What to do
Pull out each of the lines below that contains the string "header". Case must match.

Records for the task
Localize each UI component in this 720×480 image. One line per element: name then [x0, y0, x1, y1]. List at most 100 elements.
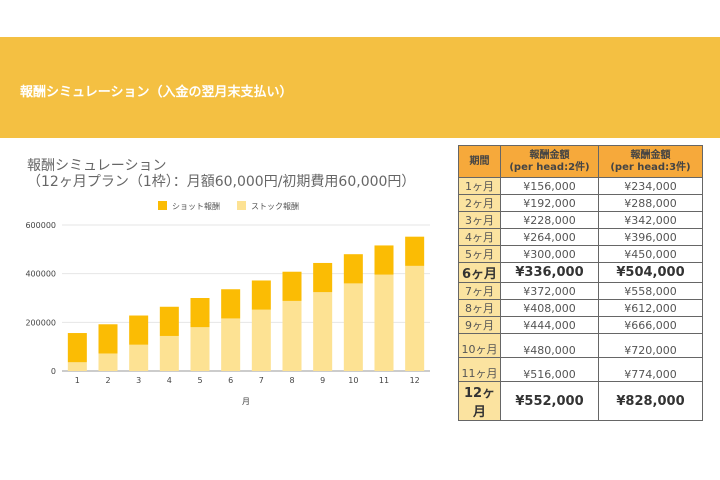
x-axis-label: 月	[242, 397, 250, 406]
stock-bar	[159, 335, 179, 371]
amount-2-cell: ¥336,000	[500, 262, 599, 283]
legend-swatch	[237, 201, 246, 210]
amount-3-cell: ¥720,000	[598, 333, 703, 358]
amount-3-cell: ¥234,000	[598, 177, 703, 195]
x-tick-label: 1	[75, 376, 80, 385]
stock-bar	[343, 283, 363, 371]
amount-2-cell: ¥516,000	[500, 357, 599, 382]
x-tick-label: 9	[320, 376, 325, 385]
shot-bar	[405, 236, 425, 266]
x-tick-label: 12	[410, 376, 420, 385]
amount-2-cell: ¥264,000	[500, 228, 599, 246]
table-row: 7ヶ月 ¥372,000 ¥558,000	[458, 282, 703, 300]
header-amount-3: 報酬金額 (per head:3件)	[598, 145, 703, 178]
stock-bar	[67, 362, 87, 371]
table-row: 9ヶ月 ¥444,000 ¥666,000	[458, 316, 703, 334]
reward-table: 期間 報酬金額 (per head:2件) 報酬金額 (per head:3件)…	[458, 145, 703, 421]
table-row: 6ヶ月 ¥336,000 ¥504,000	[458, 262, 703, 283]
period-cell: 3ヶ月	[458, 211, 501, 229]
x-tick-label: 11	[379, 376, 389, 385]
legend-label: ストック報酬	[251, 202, 299, 211]
amount-3-cell: ¥396,000	[598, 228, 703, 246]
amount-3-cell: ¥666,000	[598, 316, 703, 334]
amount-2-cell: ¥192,000	[500, 194, 599, 212]
x-tick-label: 3	[136, 376, 141, 385]
y-tick-label: 200000	[25, 318, 56, 327]
table-row: 1ヶ月 ¥156,000 ¥234,000	[458, 177, 703, 195]
shot-bar	[98, 324, 118, 354]
amount-2-cell: ¥228,000	[500, 211, 599, 229]
amount-2-cell: ¥372,000	[500, 282, 599, 300]
stock-bar	[405, 265, 425, 371]
header-band: 報酬シミュレーション（入金の翌月末支払い）	[0, 37, 720, 138]
x-tick-label: 2	[105, 376, 110, 385]
shot-bar	[313, 262, 333, 293]
header-period: 期間	[458, 145, 501, 178]
x-tick-label: 10	[348, 376, 358, 385]
period-cell: 7ヶ月	[458, 282, 501, 300]
amount-3-cell: ¥828,000	[598, 381, 703, 421]
amount-3-cell: ¥774,000	[598, 357, 703, 382]
period-cell: 5ヶ月	[458, 245, 501, 263]
shot-bar	[343, 254, 363, 284]
shot-bar	[129, 315, 149, 345]
legend-swatch	[158, 201, 167, 210]
period-cell: 9ヶ月	[458, 316, 501, 334]
period-cell: 12ヶ月	[458, 381, 501, 421]
shot-bar	[67, 333, 87, 363]
amount-2-cell: ¥408,000	[500, 299, 599, 317]
x-tick-label: 6	[228, 376, 233, 385]
shot-bar	[190, 298, 210, 328]
amount-3-cell: ¥612,000	[598, 299, 703, 317]
stock-bar	[374, 274, 394, 371]
legend-label: ショット報酬	[172, 202, 220, 211]
table-row: 3ヶ月 ¥228,000 ¥342,000	[458, 211, 703, 229]
stock-bar	[129, 344, 149, 371]
stock-bar	[98, 353, 118, 371]
stock-bar	[282, 300, 302, 371]
table-row: 11ヶ月 ¥516,000 ¥774,000	[458, 357, 703, 382]
page-title: 報酬シミュレーション（入金の翌月末支払い）	[20, 85, 293, 100]
amount-3-cell: ¥504,000	[598, 262, 703, 283]
y-tick-label: 0	[51, 367, 56, 376]
table-row: 12ヶ月 ¥552,000 ¥828,000	[458, 381, 703, 421]
x-tick-label: 8	[289, 376, 294, 385]
amount-3-cell: ¥558,000	[598, 282, 703, 300]
amount-2-cell: ¥480,000	[500, 333, 599, 358]
table-row: 10ヶ月 ¥480,000 ¥720,000	[458, 333, 703, 358]
amount-3-cell: ¥450,000	[598, 245, 703, 263]
x-tick-label: 4	[167, 376, 172, 385]
table-row: 4ヶ月 ¥264,000 ¥396,000	[458, 228, 703, 246]
chart-title: 報酬シミュレーション （12ヶ月プラン（1枠）：月額60,000円/初期費用60…	[27, 158, 416, 190]
amount-3-cell: ¥288,000	[598, 194, 703, 212]
shot-bar	[159, 306, 179, 336]
period-cell: 11ヶ月	[458, 357, 501, 382]
amount-2-cell: ¥552,000	[500, 381, 599, 421]
y-tick-label: 400000	[25, 270, 56, 279]
period-cell: 2ヶ月	[458, 194, 501, 212]
header-amount-2: 報酬金額 (per head:2件)	[500, 145, 599, 178]
stock-bar	[251, 309, 271, 371]
amount-2-cell: ¥300,000	[500, 245, 599, 263]
amount-3-cell: ¥342,000	[598, 211, 703, 229]
x-tick-label: 5	[197, 376, 202, 385]
shot-bar	[221, 289, 241, 319]
period-cell: 1ヶ月	[458, 177, 501, 195]
stock-bar	[221, 318, 241, 371]
table-row: 8ヶ月 ¥408,000 ¥612,000	[458, 299, 703, 317]
period-cell: 10ヶ月	[458, 333, 501, 358]
shot-bar	[251, 280, 271, 310]
x-tick-label: 7	[259, 376, 264, 385]
table-row: 5ヶ月 ¥300,000 ¥450,000	[458, 245, 703, 263]
stock-bar	[313, 292, 333, 371]
period-cell: 6ヶ月	[458, 262, 501, 283]
shot-bar	[282, 271, 302, 301]
table-row: 2ヶ月 ¥192,000 ¥288,000	[458, 194, 703, 212]
amount-2-cell: ¥156,000	[500, 177, 599, 195]
stock-bar	[190, 327, 210, 371]
period-cell: 8ヶ月	[458, 299, 501, 317]
amount-2-cell: ¥444,000	[500, 316, 599, 334]
shot-bar	[374, 245, 394, 275]
period-cell: 4ヶ月	[458, 228, 501, 246]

The reply
header-amount-3: 報酬金額 (per head:3件)	[598, 145, 703, 178]
header-band: 報酬シミュレーション（入金の翌月末支払い）	[0, 37, 720, 138]
header-period: 期間	[458, 145, 501, 178]
header-amount-2: 報酬金額 (per head:2件)	[500, 145, 599, 178]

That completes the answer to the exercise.